(Recorded data)
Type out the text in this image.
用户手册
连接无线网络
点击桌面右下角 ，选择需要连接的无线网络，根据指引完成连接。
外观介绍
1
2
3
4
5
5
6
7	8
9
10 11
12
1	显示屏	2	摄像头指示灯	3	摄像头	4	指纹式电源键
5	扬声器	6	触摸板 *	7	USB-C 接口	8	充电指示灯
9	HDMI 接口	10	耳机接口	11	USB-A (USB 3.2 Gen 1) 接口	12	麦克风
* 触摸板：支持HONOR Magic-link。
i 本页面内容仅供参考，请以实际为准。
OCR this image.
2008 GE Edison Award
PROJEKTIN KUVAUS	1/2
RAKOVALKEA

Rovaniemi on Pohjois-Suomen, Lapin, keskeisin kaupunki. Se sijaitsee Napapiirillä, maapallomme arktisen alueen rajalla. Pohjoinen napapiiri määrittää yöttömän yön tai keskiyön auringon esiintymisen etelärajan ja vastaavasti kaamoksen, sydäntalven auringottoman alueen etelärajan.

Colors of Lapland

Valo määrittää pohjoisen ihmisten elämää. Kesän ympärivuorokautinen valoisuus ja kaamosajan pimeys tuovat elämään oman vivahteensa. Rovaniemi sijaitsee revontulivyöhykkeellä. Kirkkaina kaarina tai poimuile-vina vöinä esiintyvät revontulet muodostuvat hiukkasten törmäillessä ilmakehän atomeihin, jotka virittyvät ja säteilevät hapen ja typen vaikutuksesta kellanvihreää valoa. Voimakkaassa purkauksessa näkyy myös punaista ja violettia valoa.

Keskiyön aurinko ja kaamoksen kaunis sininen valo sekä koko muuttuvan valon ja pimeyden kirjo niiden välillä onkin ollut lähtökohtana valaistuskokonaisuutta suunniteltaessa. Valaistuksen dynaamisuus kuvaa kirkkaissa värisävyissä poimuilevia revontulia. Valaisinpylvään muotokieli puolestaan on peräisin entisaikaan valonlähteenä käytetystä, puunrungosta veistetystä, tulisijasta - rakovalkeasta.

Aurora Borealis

== Task directions ==
Scan the entries above. Copy each line that has the string "image".

== Result below ==
Type out the text in this image.
OCR this image.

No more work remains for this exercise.